## [SET EXERCISE]
What you return should match every record exactly, with the images removed.

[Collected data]
*****

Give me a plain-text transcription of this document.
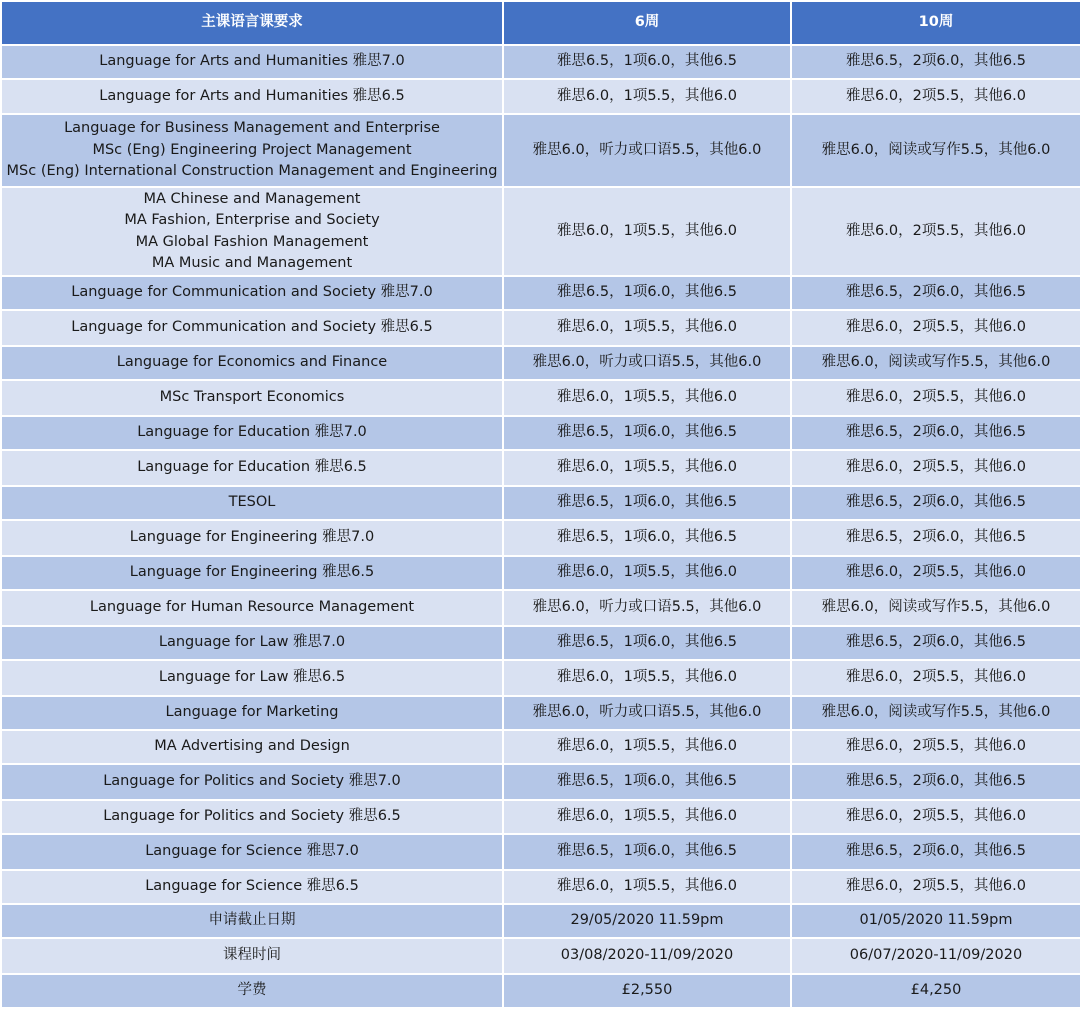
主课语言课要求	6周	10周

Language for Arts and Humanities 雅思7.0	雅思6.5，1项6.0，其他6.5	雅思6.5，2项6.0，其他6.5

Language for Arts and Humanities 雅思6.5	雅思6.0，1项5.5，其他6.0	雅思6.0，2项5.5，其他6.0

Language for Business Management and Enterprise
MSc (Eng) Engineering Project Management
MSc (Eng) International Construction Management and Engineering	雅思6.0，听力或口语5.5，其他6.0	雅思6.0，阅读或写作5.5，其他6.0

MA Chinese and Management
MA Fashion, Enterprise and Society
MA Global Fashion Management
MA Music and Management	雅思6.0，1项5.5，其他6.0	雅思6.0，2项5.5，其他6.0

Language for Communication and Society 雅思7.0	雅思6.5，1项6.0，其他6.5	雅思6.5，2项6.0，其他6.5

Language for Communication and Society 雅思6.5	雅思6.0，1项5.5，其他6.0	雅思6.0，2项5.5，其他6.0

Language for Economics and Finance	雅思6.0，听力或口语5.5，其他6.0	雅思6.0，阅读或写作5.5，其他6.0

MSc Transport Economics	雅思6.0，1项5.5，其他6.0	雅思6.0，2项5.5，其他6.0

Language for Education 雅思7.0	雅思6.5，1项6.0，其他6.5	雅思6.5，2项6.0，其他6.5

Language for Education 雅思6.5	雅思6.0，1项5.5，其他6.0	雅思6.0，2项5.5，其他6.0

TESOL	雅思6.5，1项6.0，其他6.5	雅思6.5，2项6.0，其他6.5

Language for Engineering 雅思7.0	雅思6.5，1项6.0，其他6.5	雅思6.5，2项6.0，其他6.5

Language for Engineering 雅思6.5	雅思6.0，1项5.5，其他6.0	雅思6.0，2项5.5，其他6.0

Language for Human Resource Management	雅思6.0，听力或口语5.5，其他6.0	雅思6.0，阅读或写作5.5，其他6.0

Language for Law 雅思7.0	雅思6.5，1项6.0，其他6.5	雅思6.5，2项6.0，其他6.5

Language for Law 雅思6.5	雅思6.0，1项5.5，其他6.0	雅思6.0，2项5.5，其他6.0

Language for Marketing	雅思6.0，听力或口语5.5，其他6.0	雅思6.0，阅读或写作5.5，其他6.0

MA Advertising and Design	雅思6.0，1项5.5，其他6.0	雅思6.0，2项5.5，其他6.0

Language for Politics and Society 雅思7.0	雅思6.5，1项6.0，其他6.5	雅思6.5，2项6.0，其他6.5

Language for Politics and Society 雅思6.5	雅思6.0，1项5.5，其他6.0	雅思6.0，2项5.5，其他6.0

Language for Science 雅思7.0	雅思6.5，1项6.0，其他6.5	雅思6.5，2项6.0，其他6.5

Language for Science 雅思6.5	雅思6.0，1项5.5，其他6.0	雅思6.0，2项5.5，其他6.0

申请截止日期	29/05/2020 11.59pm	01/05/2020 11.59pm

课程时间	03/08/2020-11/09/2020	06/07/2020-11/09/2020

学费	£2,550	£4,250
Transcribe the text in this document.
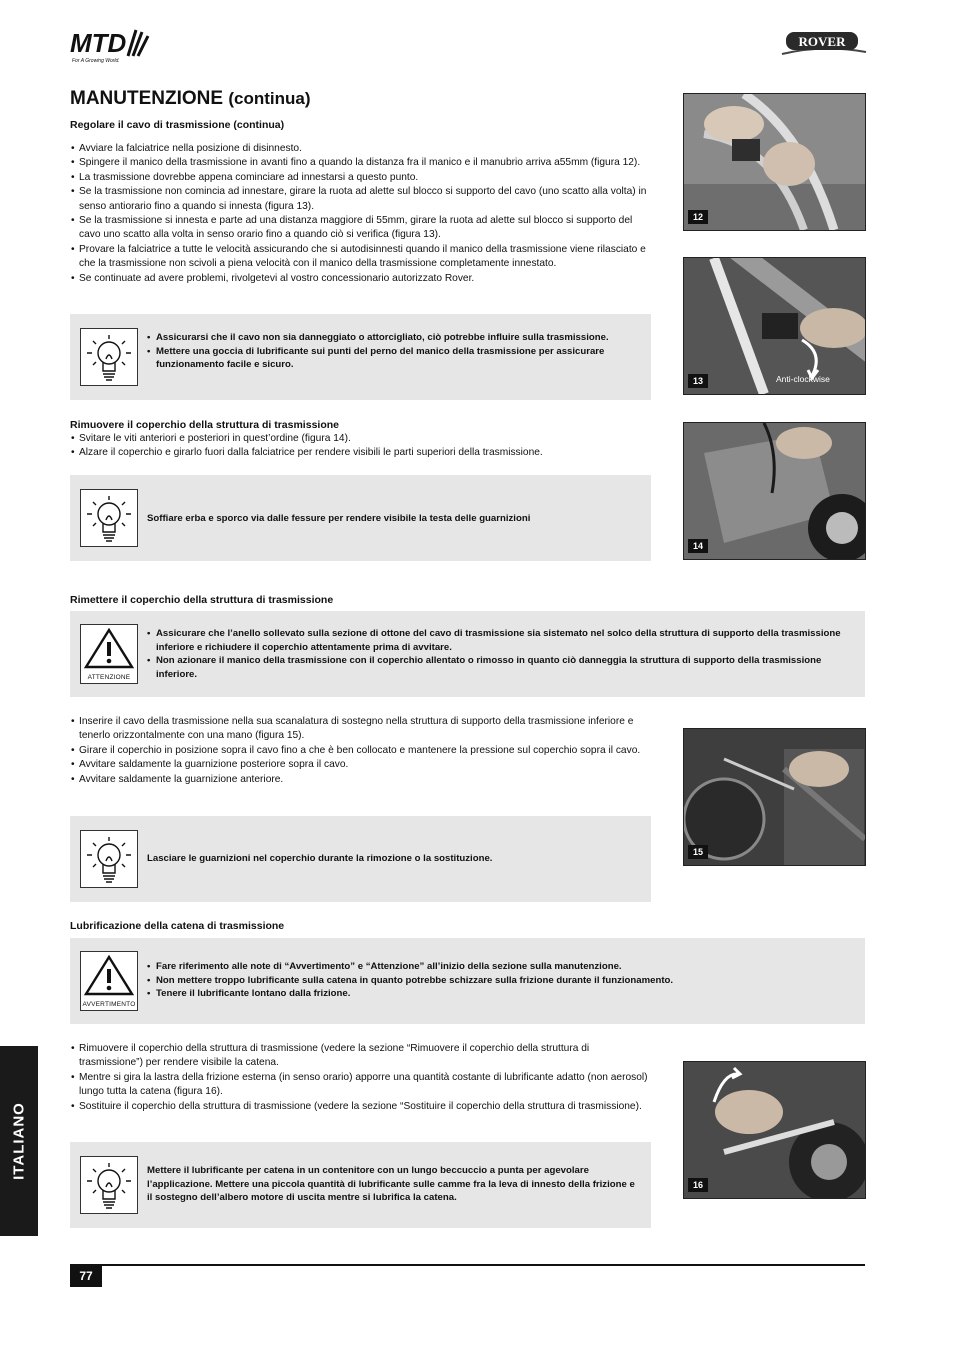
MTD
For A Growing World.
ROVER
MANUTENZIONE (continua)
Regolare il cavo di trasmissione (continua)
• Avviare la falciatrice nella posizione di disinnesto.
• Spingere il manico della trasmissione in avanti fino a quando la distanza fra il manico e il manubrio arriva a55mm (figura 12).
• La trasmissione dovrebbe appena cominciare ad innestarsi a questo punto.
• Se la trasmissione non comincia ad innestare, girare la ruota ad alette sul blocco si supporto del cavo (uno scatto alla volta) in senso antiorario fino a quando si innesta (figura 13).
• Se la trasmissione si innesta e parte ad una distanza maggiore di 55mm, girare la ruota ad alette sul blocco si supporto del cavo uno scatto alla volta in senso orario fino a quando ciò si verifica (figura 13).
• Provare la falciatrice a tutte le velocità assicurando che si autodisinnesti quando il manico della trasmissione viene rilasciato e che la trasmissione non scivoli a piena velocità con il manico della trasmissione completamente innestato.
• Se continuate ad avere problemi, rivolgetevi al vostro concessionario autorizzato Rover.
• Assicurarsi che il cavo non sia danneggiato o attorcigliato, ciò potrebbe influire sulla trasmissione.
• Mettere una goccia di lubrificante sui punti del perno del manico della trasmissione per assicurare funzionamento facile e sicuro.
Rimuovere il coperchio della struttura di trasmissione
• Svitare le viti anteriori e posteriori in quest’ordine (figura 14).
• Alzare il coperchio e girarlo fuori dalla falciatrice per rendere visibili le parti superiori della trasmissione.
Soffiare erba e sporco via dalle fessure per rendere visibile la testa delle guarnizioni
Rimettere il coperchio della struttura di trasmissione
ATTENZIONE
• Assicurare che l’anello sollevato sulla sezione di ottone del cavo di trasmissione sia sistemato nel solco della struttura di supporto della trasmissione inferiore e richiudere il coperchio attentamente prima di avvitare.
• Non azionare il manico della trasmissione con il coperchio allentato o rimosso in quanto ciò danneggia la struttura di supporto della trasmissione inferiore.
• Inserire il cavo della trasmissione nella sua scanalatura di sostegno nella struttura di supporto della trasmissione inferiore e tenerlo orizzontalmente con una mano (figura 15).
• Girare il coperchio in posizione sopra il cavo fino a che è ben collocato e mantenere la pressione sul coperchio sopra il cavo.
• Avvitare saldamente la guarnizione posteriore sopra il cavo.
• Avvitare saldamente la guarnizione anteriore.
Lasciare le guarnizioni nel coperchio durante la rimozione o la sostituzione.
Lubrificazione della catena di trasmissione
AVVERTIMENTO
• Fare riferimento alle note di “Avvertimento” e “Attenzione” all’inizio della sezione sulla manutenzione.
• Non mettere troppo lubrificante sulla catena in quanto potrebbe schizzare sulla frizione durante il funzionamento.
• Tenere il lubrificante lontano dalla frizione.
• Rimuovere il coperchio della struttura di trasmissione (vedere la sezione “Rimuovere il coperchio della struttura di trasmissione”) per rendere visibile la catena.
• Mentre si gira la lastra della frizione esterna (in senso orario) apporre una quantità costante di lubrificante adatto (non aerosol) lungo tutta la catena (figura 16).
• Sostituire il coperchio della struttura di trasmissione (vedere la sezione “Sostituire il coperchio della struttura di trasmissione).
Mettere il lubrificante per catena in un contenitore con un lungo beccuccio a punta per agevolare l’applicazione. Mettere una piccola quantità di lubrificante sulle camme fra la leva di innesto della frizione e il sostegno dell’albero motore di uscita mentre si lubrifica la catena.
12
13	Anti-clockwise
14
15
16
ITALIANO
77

*****

## [THE SOLUTION]
Give me a plain-text transcription of this document.
主课语言课要求	6周	10周

Language for Arts and Humanities 雅思7.0	雅思6.5，1项6.0，其他6.5	雅思6.5，2项6.0，其他6.5

Language for Arts and Humanities 雅思6.5	雅思6.0，1项5.5，其他6.0	雅思6.0，2项5.5，其他6.0

Language for Business Management and Enterprise
MSc (Eng) Engineering Project Management
MSc (Eng) International Construction Management and Engineering	雅思6.0，听力或口语5.5，其他6.0	雅思6.0，阅读或写作5.5，其他6.0

MA Chinese and Management
MA Fashion, Enterprise and Society
MA Global Fashion Management
MA Music and Management	雅思6.0，1项5.5，其他6.0	雅思6.0，2项5.5，其他6.0

Language for Communication and Society 雅思7.0	雅思6.5，1项6.0，其他6.5	雅思6.5，2项6.0，其他6.5

Language for Communication and Society 雅思6.5	雅思6.0，1项5.5，其他6.0	雅思6.0，2项5.5，其他6.0

Language for Economics and Finance	雅思6.0，听力或口语5.5，其他6.0	雅思6.0，阅读或写作5.5，其他6.0

MSc Transport Economics	雅思6.0，1项5.5，其他6.0	雅思6.0，2项5.5，其他6.0

Language for Education 雅思7.0	雅思6.5，1项6.0，其他6.5	雅思6.5，2项6.0，其他6.5

Language for Education 雅思6.5	雅思6.0，1项5.5，其他6.0	雅思6.0，2项5.5，其他6.0

TESOL	雅思6.5，1项6.0，其他6.5	雅思6.5，2项6.0，其他6.5

Language for Engineering 雅思7.0	雅思6.5，1项6.0，其他6.5	雅思6.5，2项6.0，其他6.5

Language for Engineering 雅思6.5	雅思6.0，1项5.5，其他6.0	雅思6.0，2项5.5，其他6.0

Language for Human Resource Management	雅思6.0，听力或口语5.5，其他6.0	雅思6.0，阅读或写作5.5，其他6.0

Language for Law 雅思7.0	雅思6.5，1项6.0，其他6.5	雅思6.5，2项6.0，其他6.5

Language for Law 雅思6.5	雅思6.0，1项5.5，其他6.0	雅思6.0，2项5.5，其他6.0

Language for Marketing	雅思6.0，听力或口语5.5，其他6.0	雅思6.0，阅读或写作5.5，其他6.0

MA Advertising and Design	雅思6.0，1项5.5，其他6.0	雅思6.0，2项5.5，其他6.0

Language for Politics and Society 雅思7.0	雅思6.5，1项6.0，其他6.5	雅思6.5，2项6.0，其他6.5

Language for Politics and Society 雅思6.5	雅思6.0，1项5.5，其他6.0	雅思6.0，2项5.5，其他6.0

Language for Science 雅思7.0	雅思6.5，1项6.0，其他6.5	雅思6.5，2项6.0，其他6.5

Language for Science 雅思6.5	雅思6.0，1项5.5，其他6.0	雅思6.0，2项5.5，其他6.0

申请截止日期	29/05/2020 11.59pm	01/05/2020 11.59pm

课程时间	03/08/2020-11/09/2020	06/07/2020-11/09/2020

学费	£2,550	£4,250
Transcribe the text in this document.
MTD
For A Growing World.
ROVER
MANUTENZIONE (continua)
Regolare il cavo di trasmissione (continua)
• Avviare la falciatrice nella posizione di disinnesto.
• Spingere il manico della trasmissione in avanti fino a quando la distanza fra il manico e il manubrio arriva a55mm (figura 12).
• La trasmissione dovrebbe appena cominciare ad innestarsi a questo punto.
• Se la trasmissione non comincia ad innestare, girare la ruota ad alette sul blocco si supporto del cavo (uno scatto alla volta) in senso antiorario fino a quando si innesta (figura 13).
• Se la trasmissione si innesta e parte ad una distanza maggiore di 55mm, girare la ruota ad alette sul blocco si supporto del cavo uno scatto alla volta in senso orario fino a quando ciò si verifica (figura 13).
• Provare la falciatrice a tutte le velocità assicurando che si autodisinnesti quando il manico della trasmissione viene rilasciato e che la trasmissione non scivoli a piena velocità con il manico della trasmissione completamente innestato.
• Se continuate ad avere problemi, rivolgetevi al vostro concessionario autorizzato Rover.
• Assicurarsi che il cavo non sia danneggiato o attorcigliato, ciò potrebbe influire sulla trasmissione.
• Mettere una goccia di lubrificante sui punti del perno del manico della trasmissione per assicurare funzionamento facile e sicuro.
Rimuovere il coperchio della struttura di trasmissione
• Svitare le viti anteriori e posteriori in quest’ordine (figura 14).
• Alzare il coperchio e girarlo fuori dalla falciatrice per rendere visibili le parti superiori della trasmissione.
Soffiare erba e sporco via dalle fessure per rendere visibile la testa delle guarnizioni
Rimettere il coperchio della struttura di trasmissione
ATTENZIONE
• Assicurare che l’anello sollevato sulla sezione di ottone del cavo di trasmissione sia sistemato nel solco della struttura di supporto della trasmissione inferiore e richiudere il coperchio attentamente prima di avvitare.
• Non azionare il manico della trasmissione con il coperchio allentato o rimosso in quanto ciò danneggia la struttura di supporto della trasmissione inferiore.
• Inserire il cavo della trasmissione nella sua scanalatura di sostegno nella struttura di supporto della trasmissione inferiore e tenerlo orizzontalmente con una mano (figura 15).
• Girare il coperchio in posizione sopra il cavo fino a che è ben collocato e mantenere la pressione sul coperchio sopra il cavo.
• Avvitare saldamente la guarnizione posteriore sopra il cavo.
• Avvitare saldamente la guarnizione anteriore.
Lasciare le guarnizioni nel coperchio durante la rimozione o la sostituzione.
Lubrificazione della catena di trasmissione
AVVERTIMENTO
• Fare riferimento alle note di “Avvertimento” e “Attenzione” all’inizio della sezione sulla manutenzione.
• Non mettere troppo lubrificante sulla catena in quanto potrebbe schizzare sulla frizione durante il funzionamento.
• Tenere il lubrificante lontano dalla frizione.
• Rimuovere il coperchio della struttura di trasmissione (vedere la sezione “Rimuovere il coperchio della struttura di trasmissione”) per rendere visibile la catena.
• Mentre si gira la lastra della frizione esterna (in senso orario) apporre una quantità costante di lubrificante adatto (non aerosol) lungo tutta la catena (figura 16).
• Sostituire il coperchio della struttura di trasmissione (vedere la sezione “Sostituire il coperchio della struttura di trasmissione).
Mettere il lubrificante per catena in un contenitore con un lungo beccuccio a punta per agevolare l’applicazione. Mettere una piccola quantità di lubrificante sulle camme fra la leva di innesto della frizione e il sostegno dell’albero motore di uscita mentre si lubrifica la catena.
12
13	Anti-clockwise
14
15
16
ITALIANO
77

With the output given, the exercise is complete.